STATED GOAL: Copy out every record below, word for word.

-- Start INPUT FOR THIS TASK --

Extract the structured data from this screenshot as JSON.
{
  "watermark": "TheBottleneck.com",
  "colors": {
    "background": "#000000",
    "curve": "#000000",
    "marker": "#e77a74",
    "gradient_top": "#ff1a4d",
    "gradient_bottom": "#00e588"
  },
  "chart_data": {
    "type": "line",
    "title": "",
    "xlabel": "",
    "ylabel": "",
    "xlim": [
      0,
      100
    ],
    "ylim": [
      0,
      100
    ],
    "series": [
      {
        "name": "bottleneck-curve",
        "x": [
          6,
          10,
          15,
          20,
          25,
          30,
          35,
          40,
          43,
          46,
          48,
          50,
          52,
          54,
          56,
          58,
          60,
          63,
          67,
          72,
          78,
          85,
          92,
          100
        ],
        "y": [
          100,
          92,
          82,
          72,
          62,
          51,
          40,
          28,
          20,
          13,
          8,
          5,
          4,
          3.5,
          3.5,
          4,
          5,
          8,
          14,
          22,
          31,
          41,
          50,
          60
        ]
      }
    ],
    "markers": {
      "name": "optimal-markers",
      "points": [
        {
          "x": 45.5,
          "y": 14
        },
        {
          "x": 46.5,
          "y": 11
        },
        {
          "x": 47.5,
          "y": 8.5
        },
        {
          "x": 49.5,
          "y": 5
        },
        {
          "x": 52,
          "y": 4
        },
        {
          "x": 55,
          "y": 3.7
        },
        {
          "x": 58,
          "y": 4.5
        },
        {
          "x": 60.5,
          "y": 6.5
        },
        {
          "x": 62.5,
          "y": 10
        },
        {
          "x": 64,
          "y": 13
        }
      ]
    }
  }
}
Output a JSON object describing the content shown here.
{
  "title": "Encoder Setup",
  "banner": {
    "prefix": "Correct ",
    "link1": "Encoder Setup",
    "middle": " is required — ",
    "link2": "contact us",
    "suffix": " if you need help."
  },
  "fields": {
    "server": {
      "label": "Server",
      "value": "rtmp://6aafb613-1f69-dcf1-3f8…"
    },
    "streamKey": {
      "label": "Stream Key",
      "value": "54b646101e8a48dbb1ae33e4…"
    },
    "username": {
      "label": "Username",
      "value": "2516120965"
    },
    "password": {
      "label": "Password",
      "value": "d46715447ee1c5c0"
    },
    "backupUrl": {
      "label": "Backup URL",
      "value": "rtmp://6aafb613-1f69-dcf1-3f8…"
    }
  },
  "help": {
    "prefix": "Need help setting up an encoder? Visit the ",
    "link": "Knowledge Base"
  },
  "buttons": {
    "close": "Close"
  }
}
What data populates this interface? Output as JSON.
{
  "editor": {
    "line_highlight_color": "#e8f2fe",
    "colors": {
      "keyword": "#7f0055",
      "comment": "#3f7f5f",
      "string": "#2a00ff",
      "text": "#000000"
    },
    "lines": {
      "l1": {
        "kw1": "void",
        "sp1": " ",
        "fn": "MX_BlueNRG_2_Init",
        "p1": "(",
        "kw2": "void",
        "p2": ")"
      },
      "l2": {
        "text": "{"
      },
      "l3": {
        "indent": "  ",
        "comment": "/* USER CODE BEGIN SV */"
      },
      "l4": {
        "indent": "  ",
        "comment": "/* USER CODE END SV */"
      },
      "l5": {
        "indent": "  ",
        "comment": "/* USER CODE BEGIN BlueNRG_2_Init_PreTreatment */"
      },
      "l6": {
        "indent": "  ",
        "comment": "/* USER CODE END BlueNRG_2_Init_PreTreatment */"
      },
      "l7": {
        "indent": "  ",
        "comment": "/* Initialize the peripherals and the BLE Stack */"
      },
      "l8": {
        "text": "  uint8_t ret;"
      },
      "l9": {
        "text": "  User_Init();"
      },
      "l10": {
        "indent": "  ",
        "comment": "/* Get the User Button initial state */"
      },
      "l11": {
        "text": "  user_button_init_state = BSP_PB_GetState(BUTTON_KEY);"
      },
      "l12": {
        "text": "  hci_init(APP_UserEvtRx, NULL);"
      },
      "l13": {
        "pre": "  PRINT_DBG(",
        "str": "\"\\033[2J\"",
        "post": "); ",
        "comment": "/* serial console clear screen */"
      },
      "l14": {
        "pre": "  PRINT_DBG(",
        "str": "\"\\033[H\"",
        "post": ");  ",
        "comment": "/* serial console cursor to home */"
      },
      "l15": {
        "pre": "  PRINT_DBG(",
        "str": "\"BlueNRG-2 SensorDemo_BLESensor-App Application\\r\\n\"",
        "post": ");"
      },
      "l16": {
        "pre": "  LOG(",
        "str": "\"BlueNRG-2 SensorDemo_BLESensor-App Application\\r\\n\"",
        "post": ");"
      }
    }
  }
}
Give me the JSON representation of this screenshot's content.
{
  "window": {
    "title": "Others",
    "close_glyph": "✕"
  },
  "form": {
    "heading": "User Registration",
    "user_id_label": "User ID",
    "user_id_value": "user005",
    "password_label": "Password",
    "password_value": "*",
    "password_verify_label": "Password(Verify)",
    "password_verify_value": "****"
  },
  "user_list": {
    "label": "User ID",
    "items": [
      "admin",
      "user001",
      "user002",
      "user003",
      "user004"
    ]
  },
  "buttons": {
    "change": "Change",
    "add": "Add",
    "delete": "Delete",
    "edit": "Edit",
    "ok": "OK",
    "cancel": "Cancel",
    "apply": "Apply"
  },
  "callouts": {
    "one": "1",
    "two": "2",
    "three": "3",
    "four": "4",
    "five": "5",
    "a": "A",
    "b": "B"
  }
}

-- End INPUT FOR THIS TASK --

ANSWER TO THE EXERCISE:
Extract the structured data from this screenshot as JSON.
{
  "watermark": "TheBottleneck.com",
  "colors": {
    "background": "#000000",
    "curve": "#000000",
    "marker": "#e77a74",
    "gradient_top": "#ff1a4d",
    "gradient_bottom": "#00e588"
  },
  "chart_data": {
    "type": "line",
    "title": "",
    "xlabel": "",
    "ylabel": "",
    "xlim": [
      0,
      100
    ],
    "ylim": [
      0,
      100
    ],
    "series": [
      {
        "name": "bottleneck-curve",
        "x": [
          6,
          10,
          15,
          20,
          25,
          30,
          35,
          40,
          43,
          46,
          48,
          50,
          52,
          54,
          56,
          58,
          60,
          63,
          67,
          72,
          78,
          85,
          92,
          100
        ],
        "y": [
          100,
          92,
          82,
          72,
          62,
          51,
          40,
          28,
          20,
          13,
          8,
          5,
          4,
          3.5,
          3.5,
          4,
          5,
          8,
          14,
          22,
          31,
          41,
          50,
          60
        ]
      }
    ],
    "markers": {
      "name": "optimal-markers",
      "points": [
        {
          "x": 45.5,
          "y": 14
        },
        {
          "x": 46.5,
          "y": 11
        },
        {
          "x": 47.5,
          "y": 8.5
        },
        {
          "x": 49.5,
          "y": 5
        },
        {
          "x": 52,
          "y": 4
        },
        {
          "x": 55,
          "y": 3.7
        },
        {
          "x": 58,
          "y": 4.5
        },
        {
          "x": 60.5,
          "y": 6.5
        },
        {
          "x": 62.5,
          "y": 10
        },
        {
          "x": 64,
          "y": 13
        }
      ]
    }
  }
}
Output a JSON object describing the content shown here.
{
  "title": "Encoder Setup",
  "banner": {
    "prefix": "Correct ",
    "link1": "Encoder Setup",
    "middle": " is required — ",
    "link2": "contact us",
    "suffix": " if you need help."
  },
  "fields": {
    "server": {
      "label": "Server",
      "value": "rtmp://6aafb613-1f69-dcf1-3f8…"
    },
    "streamKey": {
      "label": "Stream Key",
      "value": "54b646101e8a48dbb1ae33e4…"
    },
    "username": {
      "label": "Username",
      "value": "2516120965"
    },
    "password": {
      "label": "Password",
      "value": "d46715447ee1c5c0"
    },
    "backupUrl": {
      "label": "Backup URL",
      "value": "rtmp://6aafb613-1f69-dcf1-3f8…"
    }
  },
  "help": {
    "prefix": "Need help setting up an encoder? Visit the ",
    "link": "Knowledge Base"
  },
  "buttons": {
    "close": "Close"
  }
}
What data populates this interface? Output as JSON.
{
  "editor": {
    "line_highlight_color": "#e8f2fe",
    "colors": {
      "keyword": "#7f0055",
      "comment": "#3f7f5f",
      "string": "#2a00ff",
      "text": "#000000"
    },
    "lines": {
      "l1": {
        "kw1": "void",
        "sp1": " ",
        "fn": "MX_BlueNRG_2_Init",
        "p1": "(",
        "kw2": "void",
        "p2": ")"
      },
      "l2": {
        "text": "{"
      },
      "l3": {
        "indent": "  ",
        "comment": "/* USER CODE BEGIN SV */"
      },
      "l4": {
        "indent": "  ",
        "comment": "/* USER CODE END SV */"
      },
      "l5": {
        "indent": "  ",
        "comment": "/* USER CODE BEGIN BlueNRG_2_Init_PreTreatment */"
      },
      "l6": {
        "indent": "  ",
        "comment": "/* USER CODE END BlueNRG_2_Init_PreTreatment */"
      },
      "l7": {
        "indent": "  ",
        "comment": "/* Initialize the peripherals and the BLE Stack */"
      },
      "l8": {
        "text": "  uint8_t ret;"
      },
      "l9": {
        "text": "  User_Init();"
      },
      "l10": {
        "indent": "  ",
        "comment": "/* Get the User Button initial state */"
      },
      "l11": {
        "text": "  user_button_init_state = BSP_PB_GetState(BUTTON_KEY);"
      },
      "l12": {
        "text": "  hci_init(APP_UserEvtRx, NULL);"
      },
      "l13": {
        "pre": "  PRINT_DBG(",
        "str": "\"\\033[2J\"",
        "post": "); ",
        "comment": "/* serial console clear screen */"
      },
      "l14": {
        "pre": "  PRINT_DBG(",
        "str": "\"\\033[H\"",
        "post": ");  ",
        "comment": "/* serial console cursor to home */"
      },
      "l15": {
        "pre": "  PRINT_DBG(",
        "str": "\"BlueNRG-2 SensorDemo_BLESensor-App Application\\r\\n\"",
        "post": ");"
      },
      "l16": {
        "pre": "  LOG(",
        "str": "\"BlueNRG-2 SensorDemo_BLESensor-App Application\\r\\n\"",
        "post": ");"
      }
    }
  }
}
Give me the JSON representation of this screenshot's content.
{
  "window": {
    "title": "Others",
    "close_glyph": "✕"
  },
  "form": {
    "heading": "User Registration",
    "user_id_label": "User ID",
    "user_id_value": "user005",
    "password_label": "Password",
    "password_value": "*",
    "password_verify_label": "Password(Verify)",
    "password_verify_value": "****"
  },
  "user_list": {
    "label": "User ID",
    "items": [
      "admin",
      "user001",
      "user002",
      "user003",
      "user004"
    ]
  },
  "buttons": {
    "change": "Change",
    "add": "Add",
    "delete": "Delete",
    "edit": "Edit",
    "ok": "OK",
    "cancel": "Cancel",
    "apply": "Apply"
  },
  "callouts": {
    "one": "1",
    "two": "2",
    "three": "3",
    "four": "4",
    "five": "5",
    "a": "A",
    "b": "B"
  }
}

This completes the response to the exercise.